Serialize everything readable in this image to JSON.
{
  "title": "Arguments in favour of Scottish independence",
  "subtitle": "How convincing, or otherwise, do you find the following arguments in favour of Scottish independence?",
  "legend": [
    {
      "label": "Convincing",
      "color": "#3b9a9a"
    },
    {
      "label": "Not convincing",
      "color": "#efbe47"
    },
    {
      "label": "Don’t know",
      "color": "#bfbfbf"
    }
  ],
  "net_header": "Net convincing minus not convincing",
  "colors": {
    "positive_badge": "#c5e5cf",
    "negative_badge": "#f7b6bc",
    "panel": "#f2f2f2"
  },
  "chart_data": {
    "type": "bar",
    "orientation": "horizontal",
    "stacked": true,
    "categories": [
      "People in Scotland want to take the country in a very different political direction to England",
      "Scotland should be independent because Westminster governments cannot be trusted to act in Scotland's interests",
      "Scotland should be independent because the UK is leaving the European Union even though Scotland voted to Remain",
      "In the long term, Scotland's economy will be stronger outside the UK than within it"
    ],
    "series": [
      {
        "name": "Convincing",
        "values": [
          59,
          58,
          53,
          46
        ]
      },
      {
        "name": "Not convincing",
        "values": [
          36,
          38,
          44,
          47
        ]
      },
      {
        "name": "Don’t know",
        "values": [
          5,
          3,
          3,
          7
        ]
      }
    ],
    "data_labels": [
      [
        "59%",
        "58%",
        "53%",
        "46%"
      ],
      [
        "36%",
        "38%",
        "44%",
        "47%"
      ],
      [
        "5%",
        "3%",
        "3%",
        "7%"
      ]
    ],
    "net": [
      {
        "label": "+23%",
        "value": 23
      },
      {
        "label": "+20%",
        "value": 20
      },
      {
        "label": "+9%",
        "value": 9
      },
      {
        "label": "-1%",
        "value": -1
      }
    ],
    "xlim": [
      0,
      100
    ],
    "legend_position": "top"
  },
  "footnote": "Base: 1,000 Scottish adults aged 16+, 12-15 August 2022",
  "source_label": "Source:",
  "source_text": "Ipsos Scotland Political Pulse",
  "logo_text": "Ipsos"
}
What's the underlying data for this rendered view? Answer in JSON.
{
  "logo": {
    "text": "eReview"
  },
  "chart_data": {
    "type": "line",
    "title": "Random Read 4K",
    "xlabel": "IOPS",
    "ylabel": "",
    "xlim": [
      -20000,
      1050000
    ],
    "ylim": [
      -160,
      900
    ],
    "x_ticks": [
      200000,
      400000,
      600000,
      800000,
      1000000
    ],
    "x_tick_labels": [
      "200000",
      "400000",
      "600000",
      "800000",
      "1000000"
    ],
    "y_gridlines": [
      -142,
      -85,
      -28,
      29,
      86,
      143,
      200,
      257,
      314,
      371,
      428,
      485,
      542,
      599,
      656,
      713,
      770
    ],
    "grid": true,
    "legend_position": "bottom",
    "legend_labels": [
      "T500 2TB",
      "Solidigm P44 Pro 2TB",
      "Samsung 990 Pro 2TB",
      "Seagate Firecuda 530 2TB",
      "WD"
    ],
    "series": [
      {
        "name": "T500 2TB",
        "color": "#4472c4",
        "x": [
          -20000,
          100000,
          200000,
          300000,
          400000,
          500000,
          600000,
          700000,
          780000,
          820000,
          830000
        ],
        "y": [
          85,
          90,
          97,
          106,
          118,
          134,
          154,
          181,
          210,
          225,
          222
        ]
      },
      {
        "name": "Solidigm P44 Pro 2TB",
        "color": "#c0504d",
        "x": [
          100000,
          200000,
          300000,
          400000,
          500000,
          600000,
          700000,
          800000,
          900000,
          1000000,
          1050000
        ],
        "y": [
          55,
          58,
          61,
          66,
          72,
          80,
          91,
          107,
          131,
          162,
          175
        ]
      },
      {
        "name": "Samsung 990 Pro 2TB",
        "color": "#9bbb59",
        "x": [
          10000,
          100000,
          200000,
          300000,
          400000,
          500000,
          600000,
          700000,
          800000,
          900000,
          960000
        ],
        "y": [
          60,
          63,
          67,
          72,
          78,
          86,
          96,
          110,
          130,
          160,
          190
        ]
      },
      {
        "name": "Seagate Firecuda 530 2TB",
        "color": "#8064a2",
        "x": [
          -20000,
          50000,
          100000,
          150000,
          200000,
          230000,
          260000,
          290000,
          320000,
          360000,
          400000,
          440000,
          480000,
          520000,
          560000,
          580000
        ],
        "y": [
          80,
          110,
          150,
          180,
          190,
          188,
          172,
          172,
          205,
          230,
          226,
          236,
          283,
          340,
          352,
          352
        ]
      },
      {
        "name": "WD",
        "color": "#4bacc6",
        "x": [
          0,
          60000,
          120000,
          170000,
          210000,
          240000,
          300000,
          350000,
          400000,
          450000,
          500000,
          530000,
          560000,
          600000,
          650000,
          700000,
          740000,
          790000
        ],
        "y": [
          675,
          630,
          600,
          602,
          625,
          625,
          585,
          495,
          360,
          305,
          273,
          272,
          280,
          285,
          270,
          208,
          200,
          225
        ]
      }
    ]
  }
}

◇ ◇ ◇

§ **Exercise**: Find the lines above that contain the word "Scotland" and collect them.

§ **Reply**:
      "People in Scotland want to take the country in a very different political direction to England",
      "Scotland should be independent because Westminster governments cannot be trusted to act in Scotland's interests",
      "Scotland should be independent because the UK is leaving the European Union even though Scotland voted to Remain",
      "In the long term, Scotland's economy will be stronger outside the UK than within it"
  "source_text": "Ipsos Scotland Political Pulse",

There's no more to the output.